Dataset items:
==============================

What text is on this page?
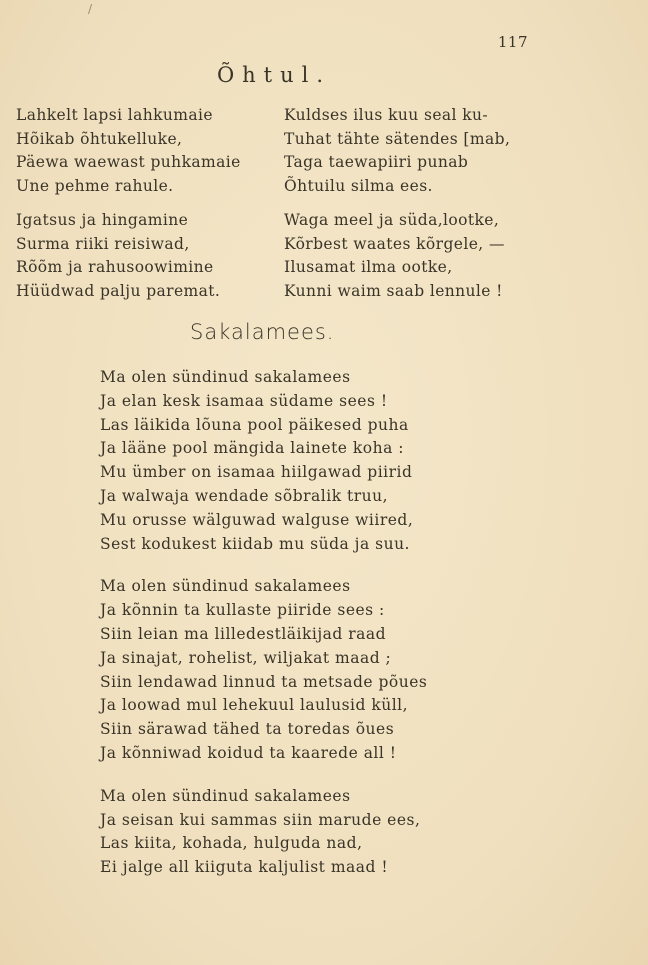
/
117
Õhtul.
Lahkelt lapsi lahkumaie
Hõikab õhtukelluke,
Päewa waewast puhkamaie
Une pehme rahule.
Igatsus ja hingamine
Surma riiki reisiwad,
Rõõm ja rahusoowimine
Hüüdwad palju paremat.
Kuldses ilus kuu seal ku-
Tuhat tähte sätendes [mab,
Taga taewapiiri punab
Õhtuilu silma ees.
Waga meel ja süda,lootke,
Kõrbest waates kõrgele, —
Ilusamat ilma ootke,
Kunni waim saab lennule !
Sakalamees.
Ma olen sündinud sakalamees
Ja elan kesk isamaa südame sees !
Las läikida lõuna pool päikesed puha
Ja lääne pool mängida lainete koha :
Mu ümber on isamaa hiilgawad piirid
Ja walwaja wendade sõbralik truu,
Mu orusse wälguwad walguse wiired,
Sest kodukest kiidab mu süda ja suu.
Ma olen sündinud sakalamees
Ja kõnnin ta kullaste piiride sees :
Siin leian ma lilledestläikijad raad
Ja sinajat, rohelist, wiljakat maad ;
Siin lendawad linnud ta metsade põues
Ja loowad mul lehekuul laulusid küll,
Siin särawad tähed ta toredas õues
Ja kõnniwad koidud ta kaarede all !
Ma olen sündinud sakalamees
Ja seisan kui sammas siin marude ees,
Las kiita, kohada, hulguda nad,
Ei jalge all kiiguta kaljulist maad !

==============================

→ **Problem description**
Repeat each line of the records above exactly, but do not copy the pictures.

→ **Full response**
What text is on this page?
/
117
Õhtul.
Lahkelt lapsi lahkumaie
Hõikab õhtukelluke,
Päewa waewast puhkamaie
Une pehme rahule.
Igatsus ja hingamine
Surma riiki reisiwad,
Rõõm ja rahusoowimine
Hüüdwad palju paremat.
Kuldses ilus kuu seal ku-
Tuhat tähte sätendes [mab,
Taga taewapiiri punab
Õhtuilu silma ees.
Waga meel ja süda,lootke,
Kõrbest waates kõrgele, —
Ilusamat ilma ootke,
Kunni waim saab lennule !
Sakalamees.
Ma olen sündinud sakalamees
Ja elan kesk isamaa südame sees !
Las läikida lõuna pool päikesed puha
Ja lääne pool mängida lainete koha :
Mu ümber on isamaa hiilgawad piirid
Ja walwaja wendade sõbralik truu,
Mu orusse wälguwad walguse wiired,
Sest kodukest kiidab mu süda ja suu.
Ma olen sündinud sakalamees
Ja kõnnin ta kullaste piiride sees :
Siin leian ma lilledestläikijad raad
Ja sinajat, rohelist, wiljakat maad ;
Siin lendawad linnud ta metsade põues
Ja loowad mul lehekuul laulusid küll,
Siin särawad tähed ta toredas õues
Ja kõnniwad koidud ta kaarede all !
Ma olen sündinud sakalamees
Ja seisan kui sammas siin marude ees,
Las kiita, kohada, hulguda nad,
Ei jalge all kiiguta kaljulist maad !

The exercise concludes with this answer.